━━ WORKING DATA

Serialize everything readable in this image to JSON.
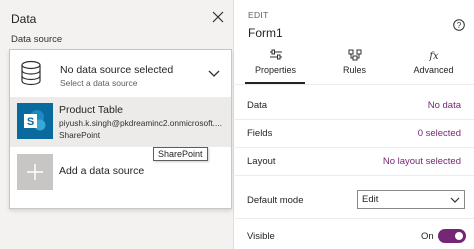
{
  "data_pane": {
    "title": "Data",
    "source_label": "Data source",
    "dropdown": {
      "main": "No data source selected",
      "sub": "Select a data source"
    },
    "items": [
      {
        "name": "Product Table",
        "email": "piyush.k.singh@pkdreaminc2.onmicrosoft....",
        "kind": "SharePoint",
        "selected": true
      }
    ],
    "add_label": "Add a data source",
    "tooltip": "SharePoint"
  },
  "props": {
    "section": "EDIT",
    "form_name": "Form1",
    "tabs": [
      {
        "label": "Properties",
        "icon": "properties-icon",
        "active": true
      },
      {
        "label": "Rules",
        "icon": "rules-icon",
        "active": false
      },
      {
        "label": "Advanced",
        "icon": "fx-icon",
        "active": false
      }
    ],
    "rows": {
      "data": {
        "label": "Data",
        "value": "No data"
      },
      "fields": {
        "label": "Fields",
        "value": "0 selected"
      },
      "layout": {
        "label": "Layout",
        "value": "No layout selected"
      },
      "default_mode": {
        "label": "Default mode",
        "value": "Edit"
      },
      "visible": {
        "label": "Visible",
        "value": "On",
        "on": true
      }
    }
  },
  "colors": {
    "accent": "#742774",
    "sharepoint_tile": "#0b6a9d",
    "pane_bg": "#f3f2f1"
  }
}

━━━━

• [WORK TO DO] Extract every line of the records above that contains the word "source".

• [SOLUTION TO THE EXERCISE]
    "source_label": "Data source",
      "main": "No data source selected",
      "sub": "Select a data source"
    "add_label": "Add a data source",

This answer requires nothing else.